** begin **

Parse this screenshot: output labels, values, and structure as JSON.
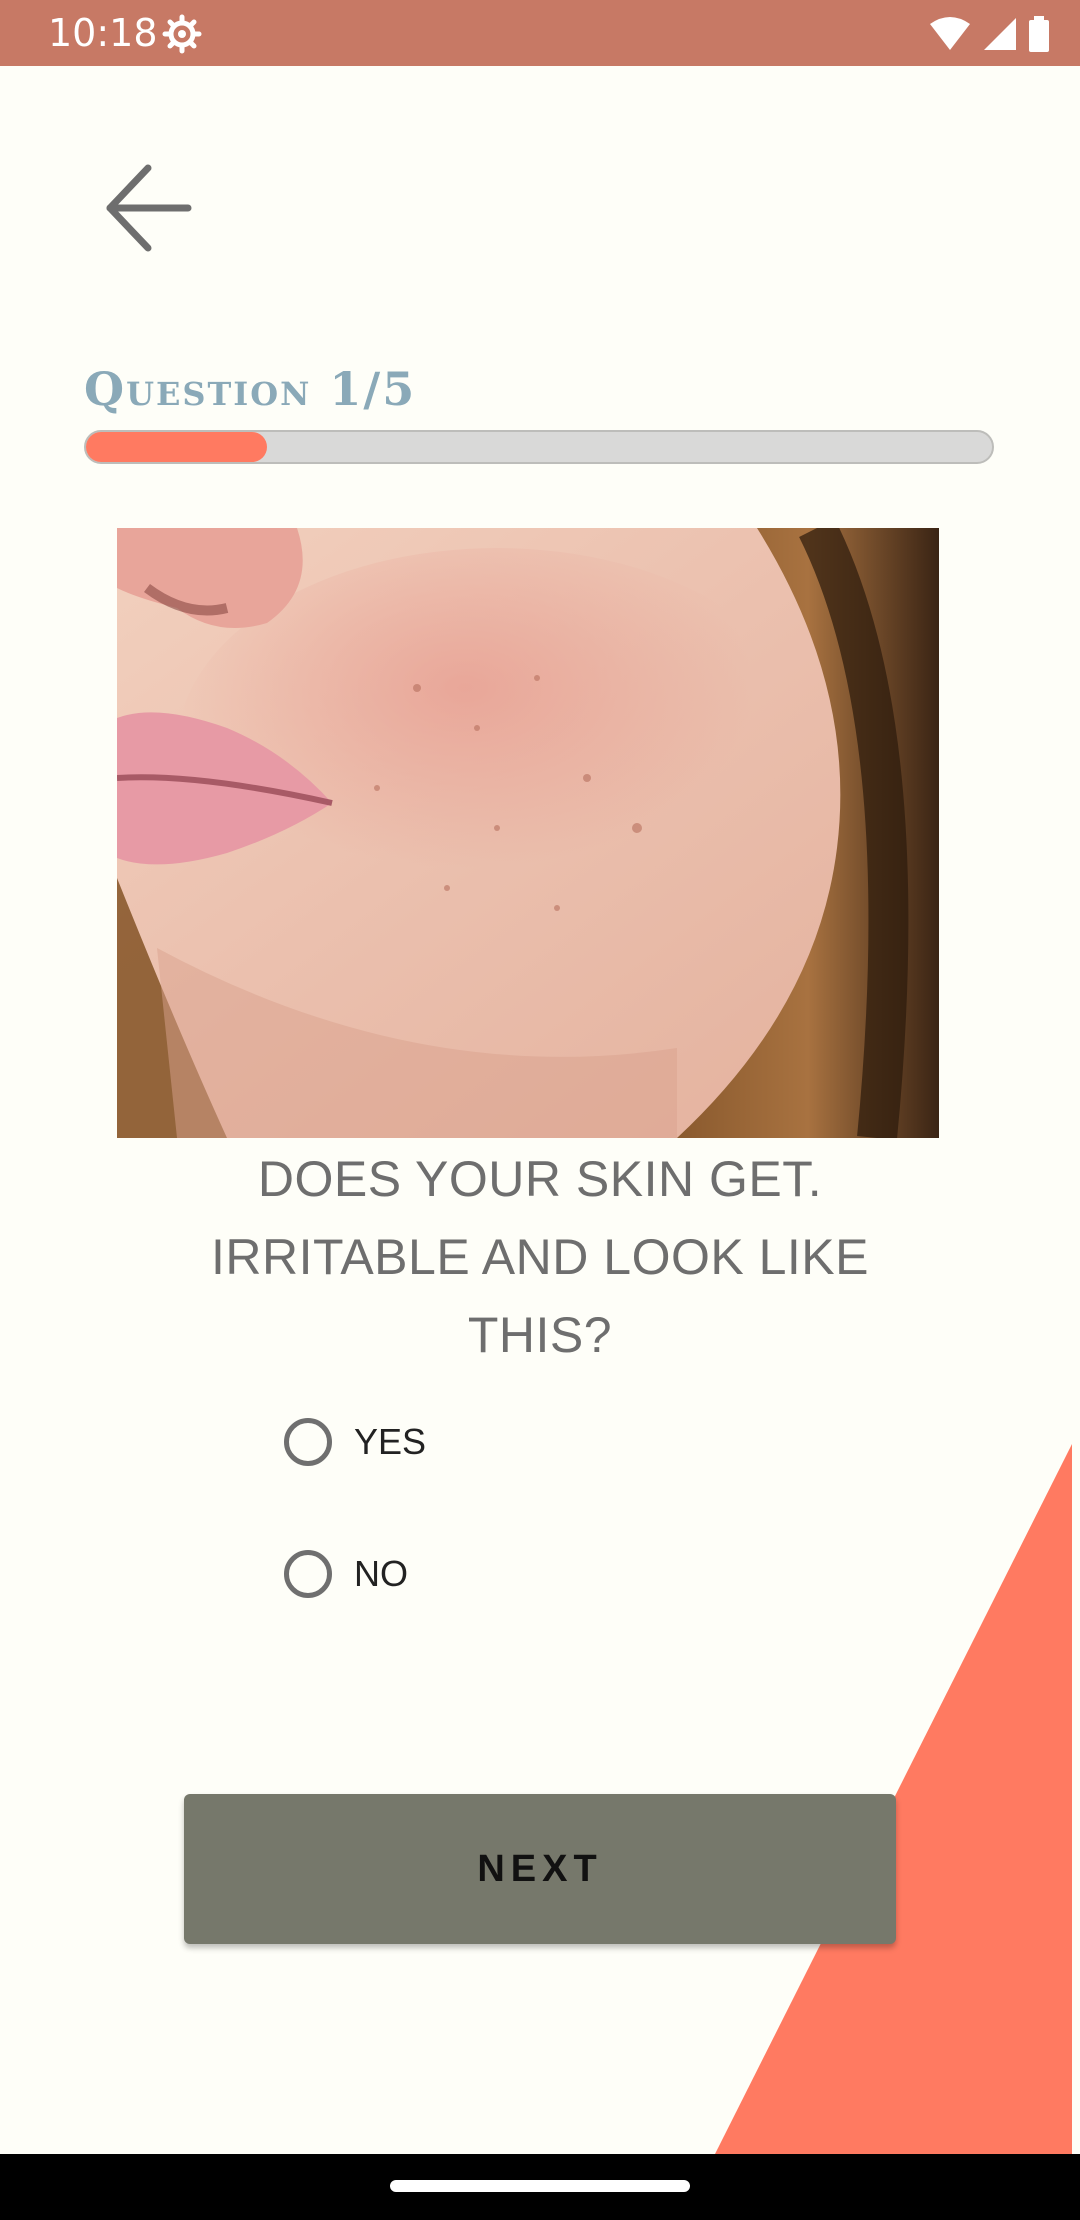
{
  "status_bar": {
    "time": "10:18",
    "icons": [
      "settings-gear-icon",
      "wifi-icon",
      "cell-signal-icon",
      "battery-icon"
    ],
    "background": "#C77965"
  },
  "header": {
    "back_icon": "arrow-left-icon"
  },
  "quiz": {
    "question_label": "Question 1/5",
    "progress": 0.2,
    "progress_color": "#FF7A61",
    "question_lines": [
      "DOES YOUR SKIN GET.",
      "IRRITABLE AND LOOK LIKE",
      "THIS?"
    ],
    "options": [
      {
        "label": "YES",
        "selected": false
      },
      {
        "label": "NO",
        "selected": false
      }
    ],
    "next_label": "NEXT"
  },
  "colors": {
    "background": "#FEFEF8",
    "accent": "#FF7A61",
    "button": "#76786B"
  }
}
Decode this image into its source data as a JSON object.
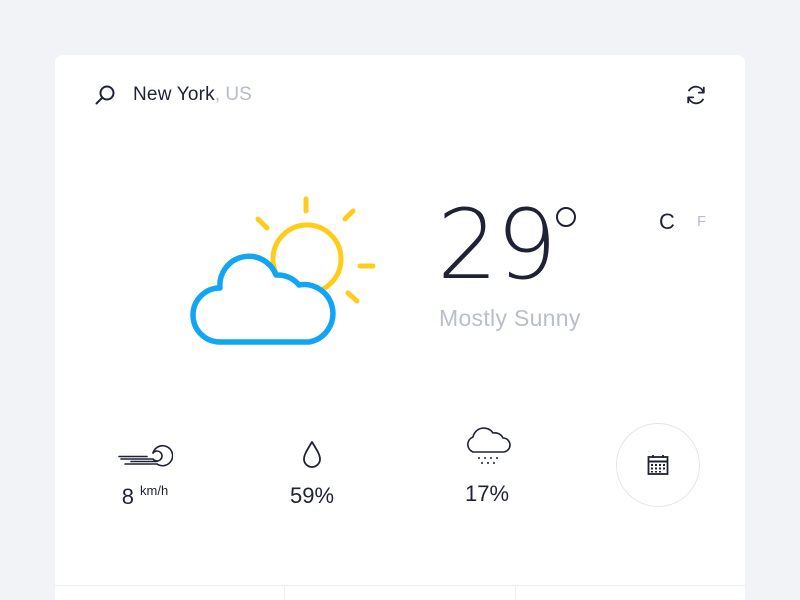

** end **

Write out the records above exactly as they appear, leaving out any pictures.

EXERCISE RESPONSE >>
Parse this screenshot: output labels, values, and structure as JSON.
{
  "status_bar": {
    "time": "10:18",
    "icons": [
      "settings-gear-icon",
      "wifi-icon",
      "cell-signal-icon",
      "battery-icon"
    ],
    "background": "#C77965"
  },
  "header": {
    "back_icon": "arrow-left-icon"
  },
  "quiz": {
    "question_label": "Question 1/5",
    "progress": 0.2,
    "progress_color": "#FF7A61",
    "question_lines": [
      "DOES YOUR SKIN GET.",
      "IRRITABLE AND LOOK LIKE",
      "THIS?"
    ],
    "options": [
      {
        "label": "YES",
        "selected": false
      },
      {
        "label": "NO",
        "selected": false
      }
    ],
    "next_label": "NEXT"
  },
  "colors": {
    "background": "#FEFEF8",
    "accent": "#FF7A61",
    "button": "#76786B"
  }
}
Decode this image into its source data as a JSON object.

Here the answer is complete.